EXERCISE TASK — Give back all the data exactly, line by line.
========
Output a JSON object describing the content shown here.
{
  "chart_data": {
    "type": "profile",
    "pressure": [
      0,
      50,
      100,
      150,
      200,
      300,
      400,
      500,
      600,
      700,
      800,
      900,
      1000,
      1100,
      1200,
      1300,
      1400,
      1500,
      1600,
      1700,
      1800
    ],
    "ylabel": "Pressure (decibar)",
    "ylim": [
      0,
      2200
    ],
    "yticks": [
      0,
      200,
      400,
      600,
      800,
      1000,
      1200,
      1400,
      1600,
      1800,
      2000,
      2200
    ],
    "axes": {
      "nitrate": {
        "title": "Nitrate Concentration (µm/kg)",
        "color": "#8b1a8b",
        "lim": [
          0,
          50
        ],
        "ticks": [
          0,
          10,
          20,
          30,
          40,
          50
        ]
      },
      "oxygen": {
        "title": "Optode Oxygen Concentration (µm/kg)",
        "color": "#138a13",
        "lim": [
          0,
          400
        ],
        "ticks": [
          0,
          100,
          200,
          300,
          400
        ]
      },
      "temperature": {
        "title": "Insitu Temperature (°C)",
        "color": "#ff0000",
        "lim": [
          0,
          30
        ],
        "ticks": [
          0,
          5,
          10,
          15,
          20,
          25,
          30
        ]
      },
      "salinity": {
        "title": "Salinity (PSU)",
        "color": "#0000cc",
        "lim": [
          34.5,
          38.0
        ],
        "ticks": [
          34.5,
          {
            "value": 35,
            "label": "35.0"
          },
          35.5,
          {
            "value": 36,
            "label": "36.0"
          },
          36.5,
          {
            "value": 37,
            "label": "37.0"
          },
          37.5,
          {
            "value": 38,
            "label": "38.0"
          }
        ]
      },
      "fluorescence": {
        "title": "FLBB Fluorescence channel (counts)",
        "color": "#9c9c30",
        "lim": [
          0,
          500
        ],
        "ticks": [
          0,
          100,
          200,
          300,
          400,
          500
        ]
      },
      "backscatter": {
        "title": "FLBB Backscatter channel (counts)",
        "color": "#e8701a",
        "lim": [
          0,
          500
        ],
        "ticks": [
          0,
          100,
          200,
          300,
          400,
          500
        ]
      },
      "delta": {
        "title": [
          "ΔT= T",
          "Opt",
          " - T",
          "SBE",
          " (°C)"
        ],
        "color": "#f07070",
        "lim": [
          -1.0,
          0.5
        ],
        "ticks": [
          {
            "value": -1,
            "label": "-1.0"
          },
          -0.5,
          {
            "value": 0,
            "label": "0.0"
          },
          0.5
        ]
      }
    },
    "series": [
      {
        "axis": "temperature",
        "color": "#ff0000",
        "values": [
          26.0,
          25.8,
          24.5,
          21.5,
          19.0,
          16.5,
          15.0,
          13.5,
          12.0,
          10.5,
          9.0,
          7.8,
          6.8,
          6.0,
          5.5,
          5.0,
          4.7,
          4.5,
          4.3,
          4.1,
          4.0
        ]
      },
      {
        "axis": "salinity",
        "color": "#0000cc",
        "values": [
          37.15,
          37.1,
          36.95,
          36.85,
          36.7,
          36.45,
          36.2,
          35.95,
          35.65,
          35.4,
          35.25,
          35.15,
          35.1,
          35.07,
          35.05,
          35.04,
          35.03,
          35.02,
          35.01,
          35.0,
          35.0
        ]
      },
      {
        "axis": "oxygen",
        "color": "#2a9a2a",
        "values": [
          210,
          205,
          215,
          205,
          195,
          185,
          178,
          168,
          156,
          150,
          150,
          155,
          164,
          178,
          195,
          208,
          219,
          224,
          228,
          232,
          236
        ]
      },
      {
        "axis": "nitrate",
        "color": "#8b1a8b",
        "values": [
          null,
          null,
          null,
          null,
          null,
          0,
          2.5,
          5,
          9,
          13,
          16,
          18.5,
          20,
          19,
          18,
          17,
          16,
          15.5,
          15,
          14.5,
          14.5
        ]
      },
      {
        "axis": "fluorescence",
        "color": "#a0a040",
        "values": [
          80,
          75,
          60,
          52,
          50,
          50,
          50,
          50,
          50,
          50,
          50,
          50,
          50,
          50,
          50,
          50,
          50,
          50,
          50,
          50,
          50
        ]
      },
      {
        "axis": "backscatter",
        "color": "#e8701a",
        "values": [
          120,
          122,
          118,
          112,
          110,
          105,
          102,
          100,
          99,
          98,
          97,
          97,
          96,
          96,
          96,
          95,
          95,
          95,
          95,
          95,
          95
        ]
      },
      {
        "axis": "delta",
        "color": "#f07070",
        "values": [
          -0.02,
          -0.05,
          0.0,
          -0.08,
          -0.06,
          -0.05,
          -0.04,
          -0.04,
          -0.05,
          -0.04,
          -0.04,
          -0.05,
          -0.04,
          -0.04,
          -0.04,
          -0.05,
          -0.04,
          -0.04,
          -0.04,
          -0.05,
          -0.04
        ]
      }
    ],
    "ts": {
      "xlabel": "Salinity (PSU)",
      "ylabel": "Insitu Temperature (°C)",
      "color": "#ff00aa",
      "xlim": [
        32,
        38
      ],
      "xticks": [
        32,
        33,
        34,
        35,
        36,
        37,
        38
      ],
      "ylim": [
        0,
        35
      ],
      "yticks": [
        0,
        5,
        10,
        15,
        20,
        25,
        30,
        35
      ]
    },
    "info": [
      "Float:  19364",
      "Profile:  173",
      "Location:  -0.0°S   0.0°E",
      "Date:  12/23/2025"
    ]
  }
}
========
RESULT OF THE TASK —
Output a JSON object describing the content shown here.
{
  "chart_data": {
    "type": "profile",
    "pressure": [
      0,
      50,
      100,
      150,
      200,
      300,
      400,
      500,
      600,
      700,
      800,
      900,
      1000,
      1100,
      1200,
      1300,
      1400,
      1500,
      1600,
      1700,
      1800
    ],
    "ylabel": "Pressure (decibar)",
    "ylim": [
      0,
      2200
    ],
    "yticks": [
      0,
      200,
      400,
      600,
      800,
      1000,
      1200,
      1400,
      1600,
      1800,
      2000,
      2200
    ],
    "axes": {
      "nitrate": {
        "title": "Nitrate Concentration (µm/kg)",
        "color": "#8b1a8b",
        "lim": [
          0,
          50
        ],
        "ticks": [
          0,
          10,
          20,
          30,
          40,
          50
        ]
      },
      "oxygen": {
        "title": "Optode Oxygen Concentration (µm/kg)",
        "color": "#138a13",
        "lim": [
          0,
          400
        ],
        "ticks": [
          0,
          100,
          200,
          300,
          400
        ]
      },
      "temperature": {
        "title": "Insitu Temperature (°C)",
        "color": "#ff0000",
        "lim": [
          0,
          30
        ],
        "ticks": [
          0,
          5,
          10,
          15,
          20,
          25,
          30
        ]
      },
      "salinity": {
        "title": "Salinity (PSU)",
        "color": "#0000cc",
        "lim": [
          34.5,
          38.0
        ],
        "ticks": [
          34.5,
          {
            "value": 35,
            "label": "35.0"
          },
          35.5,
          {
            "value": 36,
            "label": "36.0"
          },
          36.5,
          {
            "value": 37,
            "label": "37.0"
          },
          37.5,
          {
            "value": 38,
            "label": "38.0"
          }
        ]
      },
      "fluorescence": {
        "title": "FLBB Fluorescence channel (counts)",
        "color": "#9c9c30",
        "lim": [
          0,
          500
        ],
        "ticks": [
          0,
          100,
          200,
          300,
          400,
          500
        ]
      },
      "backscatter": {
        "title": "FLBB Backscatter channel (counts)",
        "color": "#e8701a",
        "lim": [
          0,
          500
        ],
        "ticks": [
          0,
          100,
          200,
          300,
          400,
          500
        ]
      },
      "delta": {
        "title": [
          "ΔT= T",
          "Opt",
          " - T",
          "SBE",
          " (°C)"
        ],
        "color": "#f07070",
        "lim": [
          -1.0,
          0.5
        ],
        "ticks": [
          {
            "value": -1,
            "label": "-1.0"
          },
          -0.5,
          {
            "value": 0,
            "label": "0.0"
          },
          0.5
        ]
      }
    },
    "series": [
      {
        "axis": "temperature",
        "color": "#ff0000",
        "values": [
          26.0,
          25.8,
          24.5,
          21.5,
          19.0,
          16.5,
          15.0,
          13.5,
          12.0,
          10.5,
          9.0,
          7.8,
          6.8,
          6.0,
          5.5,
          5.0,
          4.7,
          4.5,
          4.3,
          4.1,
          4.0
        ]
      },
      {
        "axis": "salinity",
        "color": "#0000cc",
        "values": [
          37.15,
          37.1,
          36.95,
          36.85,
          36.7,
          36.45,
          36.2,
          35.95,
          35.65,
          35.4,
          35.25,
          35.15,
          35.1,
          35.07,
          35.05,
          35.04,
          35.03,
          35.02,
          35.01,
          35.0,
          35.0
        ]
      },
      {
        "axis": "oxygen",
        "color": "#2a9a2a",
        "values": [
          210,
          205,
          215,
          205,
          195,
          185,
          178,
          168,
          156,
          150,
          150,
          155,
          164,
          178,
          195,
          208,
          219,
          224,
          228,
          232,
          236
        ]
      },
      {
        "axis": "nitrate",
        "color": "#8b1a8b",
        "values": [
          null,
          null,
          null,
          null,
          null,
          0,
          2.5,
          5,
          9,
          13,
          16,
          18.5,
          20,
          19,
          18,
          17,
          16,
          15.5,
          15,
          14.5,
          14.5
        ]
      },
      {
        "axis": "fluorescence",
        "color": "#a0a040",
        "values": [
          80,
          75,
          60,
          52,
          50,
          50,
          50,
          50,
          50,
          50,
          50,
          50,
          50,
          50,
          50,
          50,
          50,
          50,
          50,
          50,
          50
        ]
      },
      {
        "axis": "backscatter",
        "color": "#e8701a",
        "values": [
          120,
          122,
          118,
          112,
          110,
          105,
          102,
          100,
          99,
          98,
          97,
          97,
          96,
          96,
          96,
          95,
          95,
          95,
          95,
          95,
          95
        ]
      },
      {
        "axis": "delta",
        "color": "#f07070",
        "values": [
          -0.02,
          -0.05,
          0.0,
          -0.08,
          -0.06,
          -0.05,
          -0.04,
          -0.04,
          -0.05,
          -0.04,
          -0.04,
          -0.05,
          -0.04,
          -0.04,
          -0.04,
          -0.05,
          -0.04,
          -0.04,
          -0.04,
          -0.05,
          -0.04
        ]
      }
    ],
    "ts": {
      "xlabel": "Salinity (PSU)",
      "ylabel": "Insitu Temperature (°C)",
      "color": "#ff00aa",
      "xlim": [
        32,
        38
      ],
      "xticks": [
        32,
        33,
        34,
        35,
        36,
        37,
        38
      ],
      "ylim": [
        0,
        35
      ],
      "yticks": [
        0,
        5,
        10,
        15,
        20,
        25,
        30,
        35
      ]
    },
    "info": [
      "Float:  19364",
      "Profile:  173",
      "Location:  -0.0°S   0.0°E",
      "Date:  12/23/2025"
    ]
  }
}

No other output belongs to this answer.